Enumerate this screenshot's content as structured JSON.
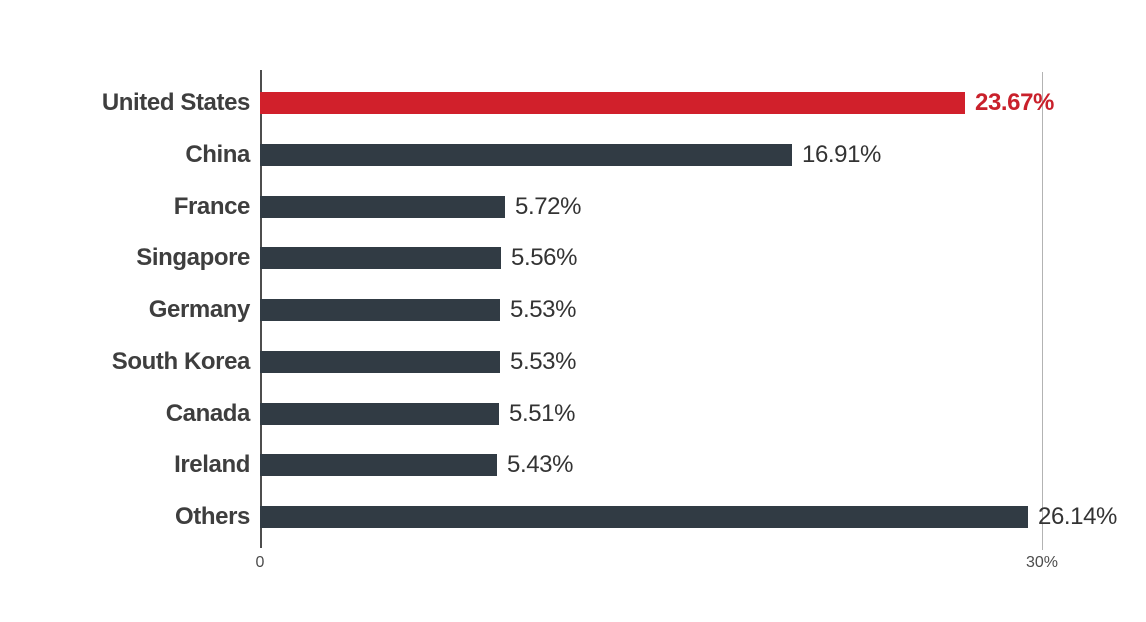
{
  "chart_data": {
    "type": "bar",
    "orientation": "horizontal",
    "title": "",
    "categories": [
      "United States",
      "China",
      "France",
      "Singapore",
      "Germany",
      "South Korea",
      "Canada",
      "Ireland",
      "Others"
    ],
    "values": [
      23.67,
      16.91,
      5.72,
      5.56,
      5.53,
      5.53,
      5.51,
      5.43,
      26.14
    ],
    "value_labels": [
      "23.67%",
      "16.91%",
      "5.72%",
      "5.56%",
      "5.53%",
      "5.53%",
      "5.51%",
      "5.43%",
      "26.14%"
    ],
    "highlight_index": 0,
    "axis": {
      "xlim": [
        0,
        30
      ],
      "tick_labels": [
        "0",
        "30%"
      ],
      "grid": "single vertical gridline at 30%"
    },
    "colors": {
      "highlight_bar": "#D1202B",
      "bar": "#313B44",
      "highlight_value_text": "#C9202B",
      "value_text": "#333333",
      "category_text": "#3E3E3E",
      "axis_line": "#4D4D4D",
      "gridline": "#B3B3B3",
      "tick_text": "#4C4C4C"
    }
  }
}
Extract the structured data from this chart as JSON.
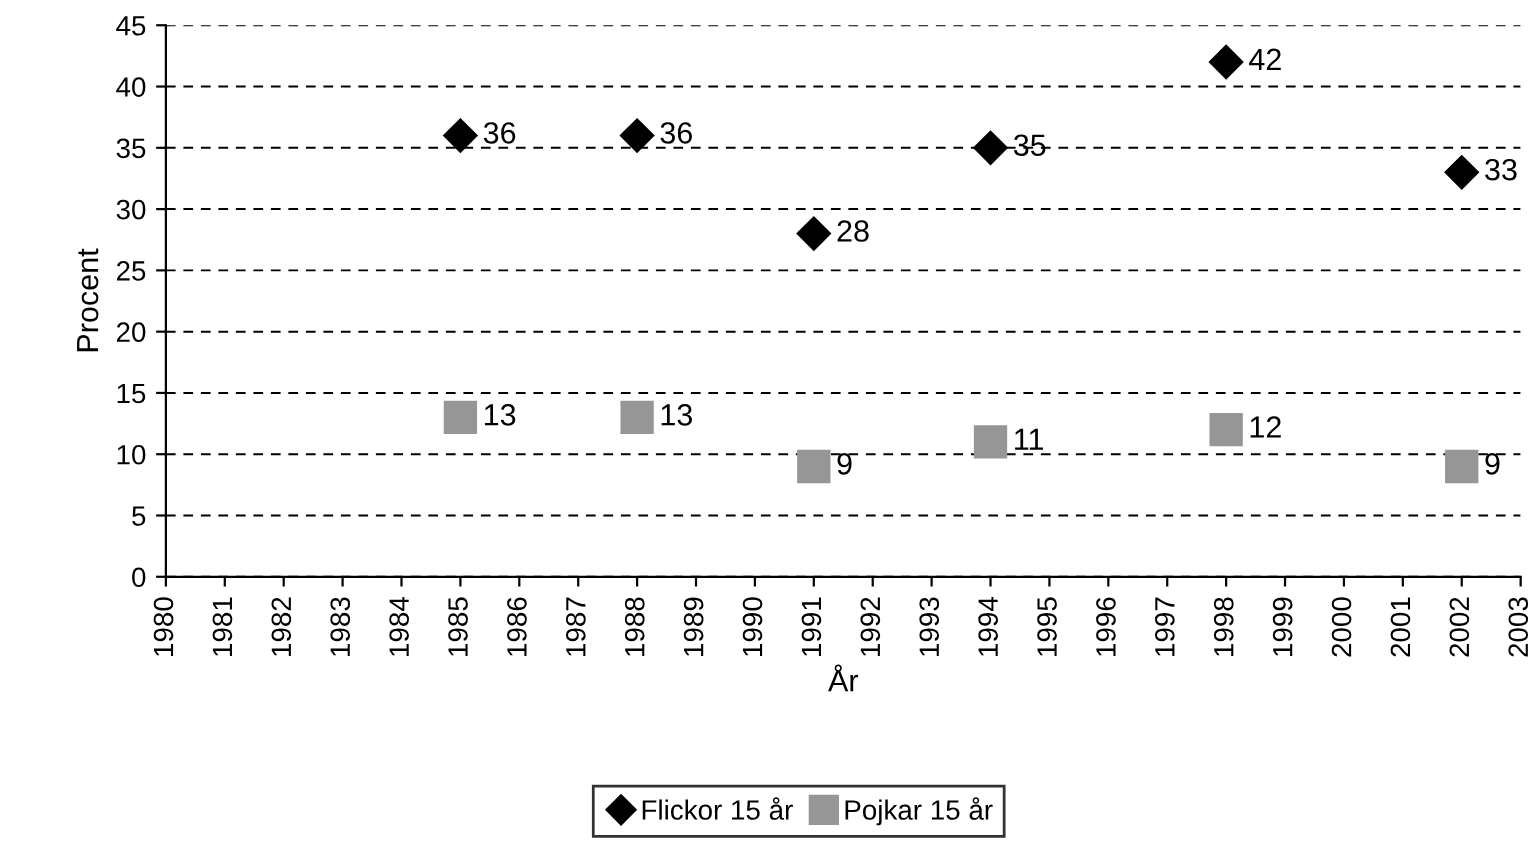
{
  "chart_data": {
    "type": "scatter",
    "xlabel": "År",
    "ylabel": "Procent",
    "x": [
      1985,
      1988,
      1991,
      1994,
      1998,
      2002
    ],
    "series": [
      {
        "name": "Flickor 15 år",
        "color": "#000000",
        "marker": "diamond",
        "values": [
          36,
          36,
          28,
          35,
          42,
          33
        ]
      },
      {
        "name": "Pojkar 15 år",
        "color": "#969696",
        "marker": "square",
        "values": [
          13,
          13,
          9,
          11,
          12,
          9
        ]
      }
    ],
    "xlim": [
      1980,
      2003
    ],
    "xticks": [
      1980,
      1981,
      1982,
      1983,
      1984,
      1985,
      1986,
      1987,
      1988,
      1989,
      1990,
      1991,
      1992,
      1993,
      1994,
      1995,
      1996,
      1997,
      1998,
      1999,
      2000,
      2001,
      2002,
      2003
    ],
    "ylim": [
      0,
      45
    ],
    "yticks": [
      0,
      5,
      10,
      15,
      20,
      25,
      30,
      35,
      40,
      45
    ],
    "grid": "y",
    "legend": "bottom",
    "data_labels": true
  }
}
---
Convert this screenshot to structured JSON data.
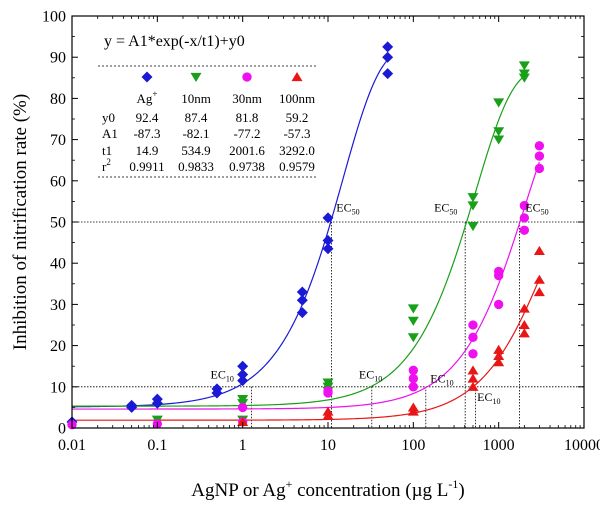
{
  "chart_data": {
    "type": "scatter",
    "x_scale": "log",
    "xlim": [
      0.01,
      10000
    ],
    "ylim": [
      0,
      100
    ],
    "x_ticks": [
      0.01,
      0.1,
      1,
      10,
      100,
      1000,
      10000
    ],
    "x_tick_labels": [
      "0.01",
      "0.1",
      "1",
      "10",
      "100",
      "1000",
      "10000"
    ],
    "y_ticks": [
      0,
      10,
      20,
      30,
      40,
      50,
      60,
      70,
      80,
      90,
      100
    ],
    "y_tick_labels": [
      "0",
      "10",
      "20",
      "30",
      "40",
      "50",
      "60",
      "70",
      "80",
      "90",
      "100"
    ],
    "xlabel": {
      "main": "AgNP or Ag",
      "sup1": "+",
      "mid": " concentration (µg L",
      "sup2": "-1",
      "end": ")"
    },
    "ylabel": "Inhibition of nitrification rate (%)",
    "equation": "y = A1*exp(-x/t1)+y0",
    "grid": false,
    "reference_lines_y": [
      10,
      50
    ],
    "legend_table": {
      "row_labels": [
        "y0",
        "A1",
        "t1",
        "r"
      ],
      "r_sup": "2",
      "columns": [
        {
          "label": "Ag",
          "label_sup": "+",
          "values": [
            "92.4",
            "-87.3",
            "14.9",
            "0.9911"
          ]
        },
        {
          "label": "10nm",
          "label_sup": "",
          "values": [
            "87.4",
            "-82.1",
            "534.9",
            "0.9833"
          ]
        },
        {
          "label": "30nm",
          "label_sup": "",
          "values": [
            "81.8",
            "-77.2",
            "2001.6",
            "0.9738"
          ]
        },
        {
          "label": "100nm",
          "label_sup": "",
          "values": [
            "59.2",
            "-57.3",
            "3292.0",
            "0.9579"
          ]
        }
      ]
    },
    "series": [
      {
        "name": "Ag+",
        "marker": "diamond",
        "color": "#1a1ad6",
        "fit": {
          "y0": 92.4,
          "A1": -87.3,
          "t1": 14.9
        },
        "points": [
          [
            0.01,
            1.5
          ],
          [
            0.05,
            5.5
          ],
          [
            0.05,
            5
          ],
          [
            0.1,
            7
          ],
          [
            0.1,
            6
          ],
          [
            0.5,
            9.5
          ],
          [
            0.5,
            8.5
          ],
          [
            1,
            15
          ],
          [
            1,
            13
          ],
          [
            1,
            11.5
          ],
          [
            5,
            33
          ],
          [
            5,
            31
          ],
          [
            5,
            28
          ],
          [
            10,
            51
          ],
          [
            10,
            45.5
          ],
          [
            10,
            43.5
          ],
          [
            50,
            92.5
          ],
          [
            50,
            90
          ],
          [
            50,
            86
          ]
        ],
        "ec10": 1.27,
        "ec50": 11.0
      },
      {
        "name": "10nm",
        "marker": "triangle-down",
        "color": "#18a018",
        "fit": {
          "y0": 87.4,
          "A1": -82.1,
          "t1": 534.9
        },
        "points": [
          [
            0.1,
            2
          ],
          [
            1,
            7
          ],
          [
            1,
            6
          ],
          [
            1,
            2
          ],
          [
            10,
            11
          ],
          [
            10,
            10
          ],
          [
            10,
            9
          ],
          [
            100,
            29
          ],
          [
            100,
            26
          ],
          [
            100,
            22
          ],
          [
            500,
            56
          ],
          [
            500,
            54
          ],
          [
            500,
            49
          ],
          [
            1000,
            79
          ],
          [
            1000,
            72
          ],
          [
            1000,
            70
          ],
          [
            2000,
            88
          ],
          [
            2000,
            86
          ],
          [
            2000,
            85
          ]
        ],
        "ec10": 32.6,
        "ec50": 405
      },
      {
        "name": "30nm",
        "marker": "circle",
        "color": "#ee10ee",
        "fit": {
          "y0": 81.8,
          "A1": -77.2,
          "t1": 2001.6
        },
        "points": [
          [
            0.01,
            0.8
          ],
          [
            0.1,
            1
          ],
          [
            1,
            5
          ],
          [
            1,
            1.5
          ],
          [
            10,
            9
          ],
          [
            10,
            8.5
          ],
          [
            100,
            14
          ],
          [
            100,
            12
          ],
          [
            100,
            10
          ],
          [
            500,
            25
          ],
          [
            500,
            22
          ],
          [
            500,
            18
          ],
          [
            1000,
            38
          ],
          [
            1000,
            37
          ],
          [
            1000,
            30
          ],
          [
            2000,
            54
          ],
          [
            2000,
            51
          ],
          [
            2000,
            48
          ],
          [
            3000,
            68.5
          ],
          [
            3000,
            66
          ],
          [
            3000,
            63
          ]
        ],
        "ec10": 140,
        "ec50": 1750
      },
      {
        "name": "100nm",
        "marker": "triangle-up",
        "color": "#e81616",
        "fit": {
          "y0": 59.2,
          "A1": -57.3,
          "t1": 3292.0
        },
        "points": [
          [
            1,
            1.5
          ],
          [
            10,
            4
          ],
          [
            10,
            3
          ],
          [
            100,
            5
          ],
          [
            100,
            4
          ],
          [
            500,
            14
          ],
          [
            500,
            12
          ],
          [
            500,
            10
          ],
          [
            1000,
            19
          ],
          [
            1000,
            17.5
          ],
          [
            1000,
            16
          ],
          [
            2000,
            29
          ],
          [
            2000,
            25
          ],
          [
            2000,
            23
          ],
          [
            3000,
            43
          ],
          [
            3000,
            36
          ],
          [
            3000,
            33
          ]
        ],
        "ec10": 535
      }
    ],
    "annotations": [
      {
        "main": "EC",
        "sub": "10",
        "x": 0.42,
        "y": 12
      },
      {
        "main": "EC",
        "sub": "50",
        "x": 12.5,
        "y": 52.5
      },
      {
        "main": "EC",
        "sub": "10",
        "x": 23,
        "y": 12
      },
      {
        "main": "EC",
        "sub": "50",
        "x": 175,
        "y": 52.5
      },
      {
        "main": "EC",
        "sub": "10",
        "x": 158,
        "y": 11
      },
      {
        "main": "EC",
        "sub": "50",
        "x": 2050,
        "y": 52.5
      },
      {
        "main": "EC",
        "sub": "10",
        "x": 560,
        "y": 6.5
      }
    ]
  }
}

◆ **GIVEN EXERCISE**
Return every line from the records above that holds the word "triangle".

◆ **FINISHED EXERCISE**
        "marker": "triangle-down",
        "marker": "triangle-up",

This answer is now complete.